# TASK TO COMPLETE
Will you transcribe all the entries word for word, skipping the pictures they hold?

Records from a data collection
* * * * *
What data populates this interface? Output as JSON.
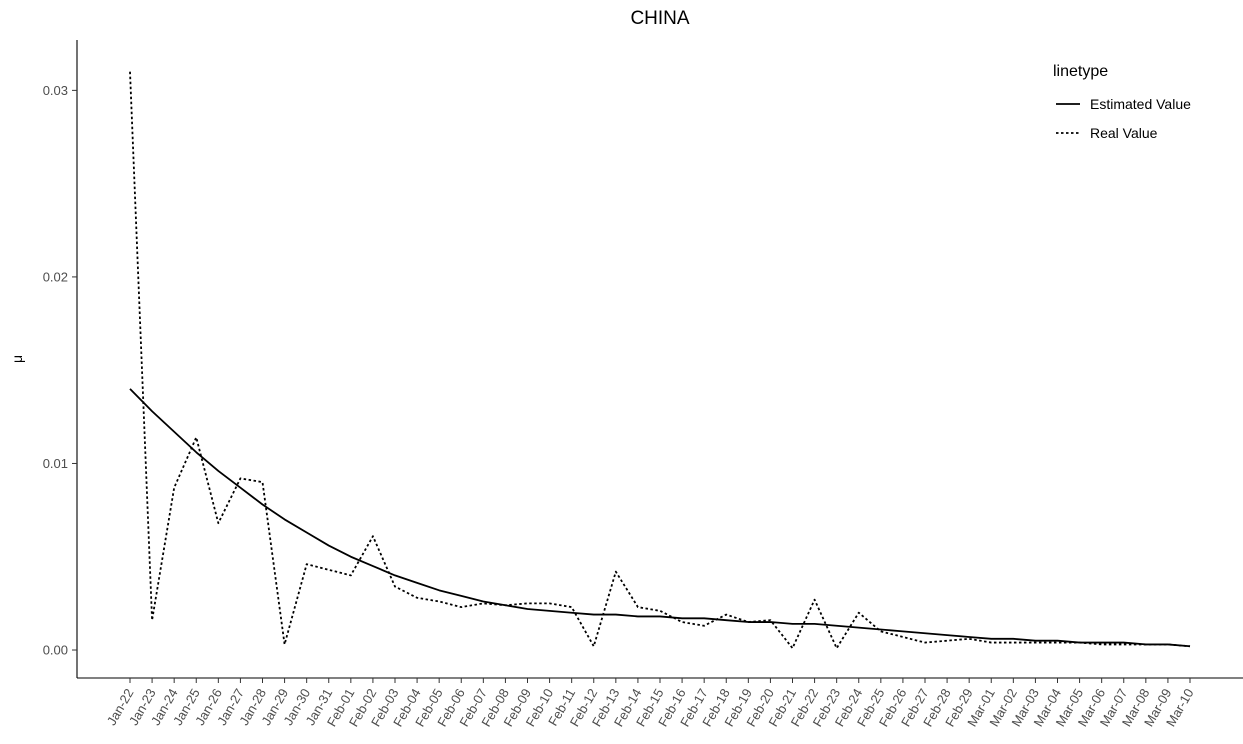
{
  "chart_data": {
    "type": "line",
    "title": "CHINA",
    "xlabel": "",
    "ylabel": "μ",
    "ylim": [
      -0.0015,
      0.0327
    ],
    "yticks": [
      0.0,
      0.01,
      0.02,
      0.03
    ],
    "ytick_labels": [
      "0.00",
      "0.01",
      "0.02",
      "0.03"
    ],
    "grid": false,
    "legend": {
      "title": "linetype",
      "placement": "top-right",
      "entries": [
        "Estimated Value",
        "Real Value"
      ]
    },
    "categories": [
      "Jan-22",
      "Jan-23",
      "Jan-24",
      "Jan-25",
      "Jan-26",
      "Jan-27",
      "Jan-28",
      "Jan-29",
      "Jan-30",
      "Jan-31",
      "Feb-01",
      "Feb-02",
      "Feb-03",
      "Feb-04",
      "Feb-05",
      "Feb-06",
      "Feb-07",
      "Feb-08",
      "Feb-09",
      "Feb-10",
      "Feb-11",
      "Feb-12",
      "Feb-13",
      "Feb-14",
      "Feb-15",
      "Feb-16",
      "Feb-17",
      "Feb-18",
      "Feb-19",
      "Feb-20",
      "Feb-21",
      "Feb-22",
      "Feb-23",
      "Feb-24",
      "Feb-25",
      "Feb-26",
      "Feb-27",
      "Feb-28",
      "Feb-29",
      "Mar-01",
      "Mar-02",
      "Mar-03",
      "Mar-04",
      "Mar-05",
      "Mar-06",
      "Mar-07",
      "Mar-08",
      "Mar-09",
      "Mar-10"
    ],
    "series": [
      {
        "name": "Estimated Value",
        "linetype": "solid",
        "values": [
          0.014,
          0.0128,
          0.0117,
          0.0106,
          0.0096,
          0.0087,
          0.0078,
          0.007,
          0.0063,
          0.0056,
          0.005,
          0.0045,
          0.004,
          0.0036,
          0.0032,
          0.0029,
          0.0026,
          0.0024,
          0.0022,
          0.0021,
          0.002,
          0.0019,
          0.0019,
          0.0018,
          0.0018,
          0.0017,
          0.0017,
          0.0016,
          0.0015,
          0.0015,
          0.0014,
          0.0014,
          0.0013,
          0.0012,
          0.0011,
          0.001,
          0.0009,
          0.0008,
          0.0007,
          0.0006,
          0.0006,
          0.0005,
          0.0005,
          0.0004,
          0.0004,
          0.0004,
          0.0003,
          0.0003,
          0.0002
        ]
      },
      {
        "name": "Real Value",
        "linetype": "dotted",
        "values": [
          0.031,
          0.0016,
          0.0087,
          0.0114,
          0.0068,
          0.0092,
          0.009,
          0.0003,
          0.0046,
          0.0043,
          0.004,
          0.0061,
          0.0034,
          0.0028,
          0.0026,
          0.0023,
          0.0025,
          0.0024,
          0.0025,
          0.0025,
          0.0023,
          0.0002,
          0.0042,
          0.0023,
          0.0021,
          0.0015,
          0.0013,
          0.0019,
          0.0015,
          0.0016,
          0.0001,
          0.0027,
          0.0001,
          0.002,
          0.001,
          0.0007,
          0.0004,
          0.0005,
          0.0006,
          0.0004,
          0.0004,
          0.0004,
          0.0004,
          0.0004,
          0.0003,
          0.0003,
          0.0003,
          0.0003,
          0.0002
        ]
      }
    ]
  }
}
* * * * *
# SOLVED EXERCISE
What data populates this interface? Output as JSON.
{
  "chart_data": {
    "type": "line",
    "title": "CHINA",
    "xlabel": "",
    "ylabel": "μ",
    "ylim": [
      -0.0015,
      0.0327
    ],
    "yticks": [
      0.0,
      0.01,
      0.02,
      0.03
    ],
    "ytick_labels": [
      "0.00",
      "0.01",
      "0.02",
      "0.03"
    ],
    "grid": false,
    "legend": {
      "title": "linetype",
      "placement": "top-right",
      "entries": [
        "Estimated Value",
        "Real Value"
      ]
    },
    "categories": [
      "Jan-22",
      "Jan-23",
      "Jan-24",
      "Jan-25",
      "Jan-26",
      "Jan-27",
      "Jan-28",
      "Jan-29",
      "Jan-30",
      "Jan-31",
      "Feb-01",
      "Feb-02",
      "Feb-03",
      "Feb-04",
      "Feb-05",
      "Feb-06",
      "Feb-07",
      "Feb-08",
      "Feb-09",
      "Feb-10",
      "Feb-11",
      "Feb-12",
      "Feb-13",
      "Feb-14",
      "Feb-15",
      "Feb-16",
      "Feb-17",
      "Feb-18",
      "Feb-19",
      "Feb-20",
      "Feb-21",
      "Feb-22",
      "Feb-23",
      "Feb-24",
      "Feb-25",
      "Feb-26",
      "Feb-27",
      "Feb-28",
      "Feb-29",
      "Mar-01",
      "Mar-02",
      "Mar-03",
      "Mar-04",
      "Mar-05",
      "Mar-06",
      "Mar-07",
      "Mar-08",
      "Mar-09",
      "Mar-10"
    ],
    "series": [
      {
        "name": "Estimated Value",
        "linetype": "solid",
        "values": [
          0.014,
          0.0128,
          0.0117,
          0.0106,
          0.0096,
          0.0087,
          0.0078,
          0.007,
          0.0063,
          0.0056,
          0.005,
          0.0045,
          0.004,
          0.0036,
          0.0032,
          0.0029,
          0.0026,
          0.0024,
          0.0022,
          0.0021,
          0.002,
          0.0019,
          0.0019,
          0.0018,
          0.0018,
          0.0017,
          0.0017,
          0.0016,
          0.0015,
          0.0015,
          0.0014,
          0.0014,
          0.0013,
          0.0012,
          0.0011,
          0.001,
          0.0009,
          0.0008,
          0.0007,
          0.0006,
          0.0006,
          0.0005,
          0.0005,
          0.0004,
          0.0004,
          0.0004,
          0.0003,
          0.0003,
          0.0002
        ]
      },
      {
        "name": "Real Value",
        "linetype": "dotted",
        "values": [
          0.031,
          0.0016,
          0.0087,
          0.0114,
          0.0068,
          0.0092,
          0.009,
          0.0003,
          0.0046,
          0.0043,
          0.004,
          0.0061,
          0.0034,
          0.0028,
          0.0026,
          0.0023,
          0.0025,
          0.0024,
          0.0025,
          0.0025,
          0.0023,
          0.0002,
          0.0042,
          0.0023,
          0.0021,
          0.0015,
          0.0013,
          0.0019,
          0.0015,
          0.0016,
          0.0001,
          0.0027,
          0.0001,
          0.002,
          0.001,
          0.0007,
          0.0004,
          0.0005,
          0.0006,
          0.0004,
          0.0004,
          0.0004,
          0.0004,
          0.0004,
          0.0003,
          0.0003,
          0.0003,
          0.0003,
          0.0002
        ]
      }
    ]
  }
}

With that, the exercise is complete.